In the material below, identify each line bearing the word "What". Reproduce those lines.

■ INFORMATION PROVIDED ■
--- Begin ---

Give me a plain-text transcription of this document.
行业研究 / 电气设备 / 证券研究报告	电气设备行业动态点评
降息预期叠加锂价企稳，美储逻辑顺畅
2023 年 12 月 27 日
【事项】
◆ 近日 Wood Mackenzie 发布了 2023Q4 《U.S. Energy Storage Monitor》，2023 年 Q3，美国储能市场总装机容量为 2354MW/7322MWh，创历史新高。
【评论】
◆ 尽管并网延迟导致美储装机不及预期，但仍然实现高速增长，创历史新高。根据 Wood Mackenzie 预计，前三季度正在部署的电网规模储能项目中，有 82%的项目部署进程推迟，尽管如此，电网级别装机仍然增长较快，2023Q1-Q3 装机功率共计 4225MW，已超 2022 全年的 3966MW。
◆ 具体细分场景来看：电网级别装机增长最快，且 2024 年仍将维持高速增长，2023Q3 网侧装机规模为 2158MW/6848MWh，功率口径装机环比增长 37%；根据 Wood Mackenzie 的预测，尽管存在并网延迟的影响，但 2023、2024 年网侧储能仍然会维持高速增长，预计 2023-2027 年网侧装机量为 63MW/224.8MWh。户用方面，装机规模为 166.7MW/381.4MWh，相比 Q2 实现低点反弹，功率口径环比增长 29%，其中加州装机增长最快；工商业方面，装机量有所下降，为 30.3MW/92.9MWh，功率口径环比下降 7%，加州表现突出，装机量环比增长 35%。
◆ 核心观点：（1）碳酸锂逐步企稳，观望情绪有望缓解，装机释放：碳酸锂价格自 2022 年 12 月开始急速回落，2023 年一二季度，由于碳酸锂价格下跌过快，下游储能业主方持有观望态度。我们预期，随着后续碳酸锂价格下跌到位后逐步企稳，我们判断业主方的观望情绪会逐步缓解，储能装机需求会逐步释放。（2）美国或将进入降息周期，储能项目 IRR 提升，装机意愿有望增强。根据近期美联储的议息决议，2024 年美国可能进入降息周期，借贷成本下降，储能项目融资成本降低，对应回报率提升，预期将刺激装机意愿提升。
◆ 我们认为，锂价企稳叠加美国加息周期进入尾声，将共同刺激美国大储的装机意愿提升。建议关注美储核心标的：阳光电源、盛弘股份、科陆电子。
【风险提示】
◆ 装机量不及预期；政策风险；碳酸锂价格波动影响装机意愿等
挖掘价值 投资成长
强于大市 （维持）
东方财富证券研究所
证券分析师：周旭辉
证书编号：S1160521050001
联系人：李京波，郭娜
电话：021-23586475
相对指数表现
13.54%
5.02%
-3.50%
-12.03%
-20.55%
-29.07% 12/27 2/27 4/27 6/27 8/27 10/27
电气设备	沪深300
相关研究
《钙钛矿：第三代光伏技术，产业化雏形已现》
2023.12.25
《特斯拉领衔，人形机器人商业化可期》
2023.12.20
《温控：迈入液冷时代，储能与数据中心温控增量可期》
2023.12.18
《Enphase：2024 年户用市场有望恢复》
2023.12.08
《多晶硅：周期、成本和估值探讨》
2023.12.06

--- End ---
--- Begin ---

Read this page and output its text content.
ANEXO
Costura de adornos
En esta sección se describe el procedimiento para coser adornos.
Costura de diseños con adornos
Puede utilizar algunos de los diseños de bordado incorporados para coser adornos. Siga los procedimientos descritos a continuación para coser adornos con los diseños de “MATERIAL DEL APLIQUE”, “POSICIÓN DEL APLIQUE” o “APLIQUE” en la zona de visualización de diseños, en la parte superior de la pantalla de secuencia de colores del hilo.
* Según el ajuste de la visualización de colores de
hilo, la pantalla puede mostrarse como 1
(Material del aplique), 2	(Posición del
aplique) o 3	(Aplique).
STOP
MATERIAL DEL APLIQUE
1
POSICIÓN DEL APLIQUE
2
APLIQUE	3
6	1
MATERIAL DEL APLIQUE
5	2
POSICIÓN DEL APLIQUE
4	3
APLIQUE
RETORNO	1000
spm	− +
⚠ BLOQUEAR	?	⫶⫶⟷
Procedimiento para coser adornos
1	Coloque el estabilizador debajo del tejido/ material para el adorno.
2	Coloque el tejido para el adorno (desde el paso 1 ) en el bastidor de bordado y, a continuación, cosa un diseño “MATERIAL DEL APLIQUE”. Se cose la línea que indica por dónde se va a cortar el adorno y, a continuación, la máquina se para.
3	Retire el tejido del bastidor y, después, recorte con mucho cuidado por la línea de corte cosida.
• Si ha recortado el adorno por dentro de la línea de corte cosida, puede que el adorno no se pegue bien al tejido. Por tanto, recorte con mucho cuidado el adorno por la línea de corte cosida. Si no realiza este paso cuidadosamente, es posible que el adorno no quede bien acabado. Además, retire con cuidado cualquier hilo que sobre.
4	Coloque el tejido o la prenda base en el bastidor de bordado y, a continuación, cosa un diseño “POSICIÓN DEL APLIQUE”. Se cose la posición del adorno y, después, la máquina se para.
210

--- End ---
--- Begin ---

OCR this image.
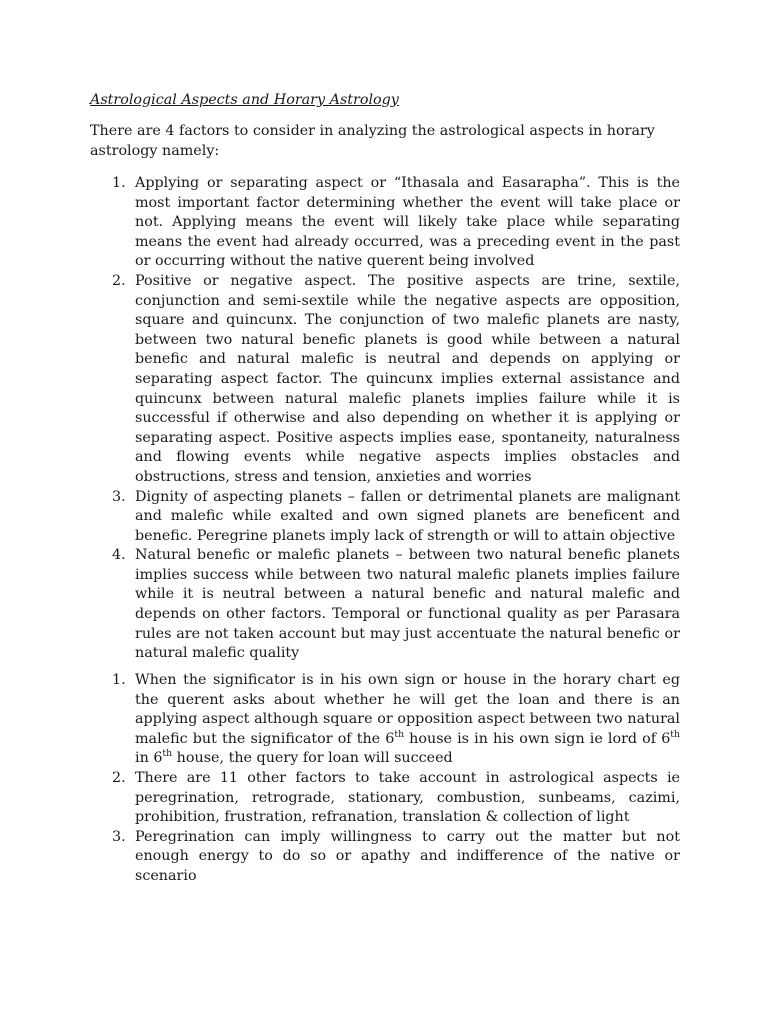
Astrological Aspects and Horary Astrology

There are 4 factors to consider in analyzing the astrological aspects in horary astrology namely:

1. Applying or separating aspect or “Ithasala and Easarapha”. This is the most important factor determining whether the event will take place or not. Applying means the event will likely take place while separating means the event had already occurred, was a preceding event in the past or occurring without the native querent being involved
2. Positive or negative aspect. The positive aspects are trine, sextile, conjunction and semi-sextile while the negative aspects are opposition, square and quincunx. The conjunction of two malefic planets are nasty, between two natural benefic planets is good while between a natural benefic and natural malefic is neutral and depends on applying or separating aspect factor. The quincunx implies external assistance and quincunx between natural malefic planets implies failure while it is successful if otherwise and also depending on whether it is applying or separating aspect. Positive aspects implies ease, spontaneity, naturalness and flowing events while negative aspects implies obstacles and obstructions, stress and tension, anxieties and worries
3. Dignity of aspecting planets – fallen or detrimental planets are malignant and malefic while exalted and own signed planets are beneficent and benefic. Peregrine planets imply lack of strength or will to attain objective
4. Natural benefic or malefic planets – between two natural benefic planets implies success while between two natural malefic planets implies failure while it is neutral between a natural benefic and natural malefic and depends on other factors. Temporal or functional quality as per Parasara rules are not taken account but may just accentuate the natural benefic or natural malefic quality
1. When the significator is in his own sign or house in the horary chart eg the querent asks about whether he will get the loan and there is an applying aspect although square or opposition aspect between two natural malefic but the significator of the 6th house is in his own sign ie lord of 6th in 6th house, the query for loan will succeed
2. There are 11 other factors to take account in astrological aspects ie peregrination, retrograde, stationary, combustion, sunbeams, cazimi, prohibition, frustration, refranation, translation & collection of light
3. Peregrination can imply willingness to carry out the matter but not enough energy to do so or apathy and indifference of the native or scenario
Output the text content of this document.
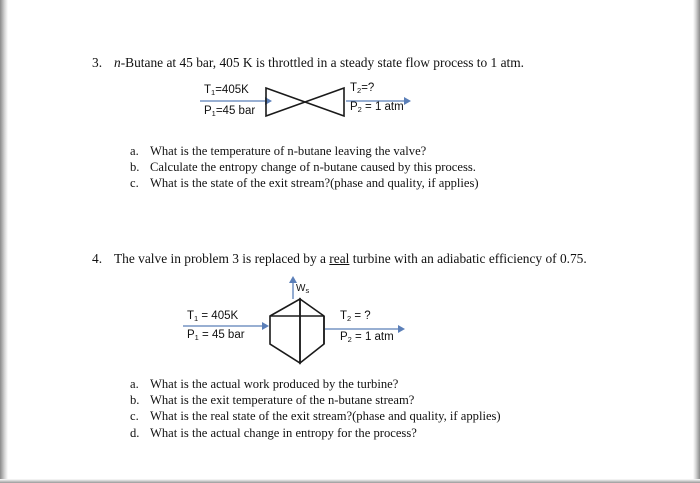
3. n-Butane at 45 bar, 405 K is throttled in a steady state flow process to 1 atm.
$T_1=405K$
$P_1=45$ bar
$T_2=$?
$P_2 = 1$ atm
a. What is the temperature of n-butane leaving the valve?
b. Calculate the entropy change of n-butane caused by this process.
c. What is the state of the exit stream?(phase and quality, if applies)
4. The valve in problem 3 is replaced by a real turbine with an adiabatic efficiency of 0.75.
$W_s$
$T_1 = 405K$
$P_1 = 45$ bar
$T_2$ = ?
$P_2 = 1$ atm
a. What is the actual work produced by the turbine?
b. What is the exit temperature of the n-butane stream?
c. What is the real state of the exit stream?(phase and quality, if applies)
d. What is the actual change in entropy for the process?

--- End ---

■ TASK SOLUTION ■
a. What is the temperature of n-butane leaving the valve?
c. What is the state of the exit stream?(phase and quality, if applies)
a. What is the actual work produced by the turbine?
b. What is the exit temperature of the n-butane stream?
c. What is the real state of the exit stream?(phase and quality, if applies)
d. What is the actual change in entropy for the process?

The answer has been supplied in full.